» Objective
Every line of the material is to be repeated exactly as it stands.

Extracts from a graphics dataset:
· · · ·

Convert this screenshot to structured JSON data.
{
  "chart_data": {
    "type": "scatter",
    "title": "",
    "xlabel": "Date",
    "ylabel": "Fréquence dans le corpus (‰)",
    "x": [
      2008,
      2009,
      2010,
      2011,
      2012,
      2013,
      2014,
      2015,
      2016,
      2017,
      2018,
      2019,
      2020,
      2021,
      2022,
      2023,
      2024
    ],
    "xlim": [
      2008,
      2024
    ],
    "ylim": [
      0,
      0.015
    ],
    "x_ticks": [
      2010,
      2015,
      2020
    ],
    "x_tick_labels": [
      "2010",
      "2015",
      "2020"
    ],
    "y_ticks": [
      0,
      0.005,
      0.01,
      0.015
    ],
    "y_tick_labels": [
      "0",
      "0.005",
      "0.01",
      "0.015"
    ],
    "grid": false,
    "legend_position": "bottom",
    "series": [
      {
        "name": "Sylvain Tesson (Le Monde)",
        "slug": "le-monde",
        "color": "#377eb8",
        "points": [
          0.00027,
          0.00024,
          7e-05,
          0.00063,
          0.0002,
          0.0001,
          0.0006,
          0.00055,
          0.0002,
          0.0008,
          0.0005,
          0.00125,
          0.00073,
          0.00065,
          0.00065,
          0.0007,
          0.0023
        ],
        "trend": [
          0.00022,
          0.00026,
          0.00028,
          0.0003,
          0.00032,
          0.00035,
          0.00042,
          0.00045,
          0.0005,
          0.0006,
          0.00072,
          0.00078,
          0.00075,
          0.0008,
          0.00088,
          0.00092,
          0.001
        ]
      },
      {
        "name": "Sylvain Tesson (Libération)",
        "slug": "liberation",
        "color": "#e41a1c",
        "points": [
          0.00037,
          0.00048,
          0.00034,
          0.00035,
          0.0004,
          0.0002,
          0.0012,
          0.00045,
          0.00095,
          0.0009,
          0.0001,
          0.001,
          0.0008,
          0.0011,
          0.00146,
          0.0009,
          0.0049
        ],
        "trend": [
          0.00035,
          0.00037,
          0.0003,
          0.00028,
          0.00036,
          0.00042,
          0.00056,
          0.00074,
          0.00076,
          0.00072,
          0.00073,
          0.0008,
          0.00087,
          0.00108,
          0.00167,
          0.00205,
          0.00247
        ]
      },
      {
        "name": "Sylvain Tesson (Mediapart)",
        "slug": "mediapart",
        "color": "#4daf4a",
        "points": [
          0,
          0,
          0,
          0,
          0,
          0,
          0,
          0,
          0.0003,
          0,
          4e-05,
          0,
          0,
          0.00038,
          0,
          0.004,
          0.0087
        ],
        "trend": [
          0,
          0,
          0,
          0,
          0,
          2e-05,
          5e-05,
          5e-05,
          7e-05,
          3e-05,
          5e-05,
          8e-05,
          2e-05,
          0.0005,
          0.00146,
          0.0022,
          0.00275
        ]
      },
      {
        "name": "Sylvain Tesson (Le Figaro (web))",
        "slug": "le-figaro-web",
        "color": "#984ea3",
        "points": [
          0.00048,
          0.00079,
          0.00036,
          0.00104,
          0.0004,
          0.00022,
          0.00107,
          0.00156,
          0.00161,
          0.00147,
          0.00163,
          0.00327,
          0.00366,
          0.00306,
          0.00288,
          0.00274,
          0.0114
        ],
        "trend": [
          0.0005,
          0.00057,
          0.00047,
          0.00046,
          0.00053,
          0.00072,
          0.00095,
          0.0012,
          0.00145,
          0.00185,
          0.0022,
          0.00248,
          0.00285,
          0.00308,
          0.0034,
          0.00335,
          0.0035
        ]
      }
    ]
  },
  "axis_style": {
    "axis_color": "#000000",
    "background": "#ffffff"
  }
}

· · · ·

» Response to the exercise
Convert this screenshot to structured JSON data.
{
  "chart_data": {
    "type": "scatter",
    "title": "",
    "xlabel": "Date",
    "ylabel": "Fréquence dans le corpus (‰)",
    "x": [
      2008,
      2009,
      2010,
      2011,
      2012,
      2013,
      2014,
      2015,
      2016,
      2017,
      2018,
      2019,
      2020,
      2021,
      2022,
      2023,
      2024
    ],
    "xlim": [
      2008,
      2024
    ],
    "ylim": [
      0,
      0.015
    ],
    "x_ticks": [
      2010,
      2015,
      2020
    ],
    "x_tick_labels": [
      "2010",
      "2015",
      "2020"
    ],
    "y_ticks": [
      0,
      0.005,
      0.01,
      0.015
    ],
    "y_tick_labels": [
      "0",
      "0.005",
      "0.01",
      "0.015"
    ],
    "grid": false,
    "legend_position": "bottom",
    "series": [
      {
        "name": "Sylvain Tesson (Le Monde)",
        "slug": "le-monde",
        "color": "#377eb8",
        "points": [
          0.00027,
          0.00024,
          7e-05,
          0.00063,
          0.0002,
          0.0001,
          0.0006,
          0.00055,
          0.0002,
          0.0008,
          0.0005,
          0.00125,
          0.00073,
          0.00065,
          0.00065,
          0.0007,
          0.0023
        ],
        "trend": [
          0.00022,
          0.00026,
          0.00028,
          0.0003,
          0.00032,
          0.00035,
          0.00042,
          0.00045,
          0.0005,
          0.0006,
          0.00072,
          0.00078,
          0.00075,
          0.0008,
          0.00088,
          0.00092,
          0.001
        ]
      },
      {
        "name": "Sylvain Tesson (Libération)",
        "slug": "liberation",
        "color": "#e41a1c",
        "points": [
          0.00037,
          0.00048,
          0.00034,
          0.00035,
          0.0004,
          0.0002,
          0.0012,
          0.00045,
          0.00095,
          0.0009,
          0.0001,
          0.001,
          0.0008,
          0.0011,
          0.00146,
          0.0009,
          0.0049
        ],
        "trend": [
          0.00035,
          0.00037,
          0.0003,
          0.00028,
          0.00036,
          0.00042,
          0.00056,
          0.00074,
          0.00076,
          0.00072,
          0.00073,
          0.0008,
          0.00087,
          0.00108,
          0.00167,
          0.00205,
          0.00247
        ]
      },
      {
        "name": "Sylvain Tesson (Mediapart)",
        "slug": "mediapart",
        "color": "#4daf4a",
        "points": [
          0,
          0,
          0,
          0,
          0,
          0,
          0,
          0,
          0.0003,
          0,
          4e-05,
          0,
          0,
          0.00038,
          0,
          0.004,
          0.0087
        ],
        "trend": [
          0,
          0,
          0,
          0,
          0,
          2e-05,
          5e-05,
          5e-05,
          7e-05,
          3e-05,
          5e-05,
          8e-05,
          2e-05,
          0.0005,
          0.00146,
          0.0022,
          0.00275
        ]
      },
      {
        "name": "Sylvain Tesson (Le Figaro (web))",
        "slug": "le-figaro-web",
        "color": "#984ea3",
        "points": [
          0.00048,
          0.00079,
          0.00036,
          0.00104,
          0.0004,
          0.00022,
          0.00107,
          0.00156,
          0.00161,
          0.00147,
          0.00163,
          0.00327,
          0.00366,
          0.00306,
          0.00288,
          0.00274,
          0.0114
        ],
        "trend": [
          0.0005,
          0.00057,
          0.00047,
          0.00046,
          0.00053,
          0.00072,
          0.00095,
          0.0012,
          0.00145,
          0.00185,
          0.0022,
          0.00248,
          0.00285,
          0.00308,
          0.0034,
          0.00335,
          0.0035
        ]
      }
    ]
  },
  "axis_style": {
    "axis_color": "#000000",
    "background": "#ffffff"
  }
}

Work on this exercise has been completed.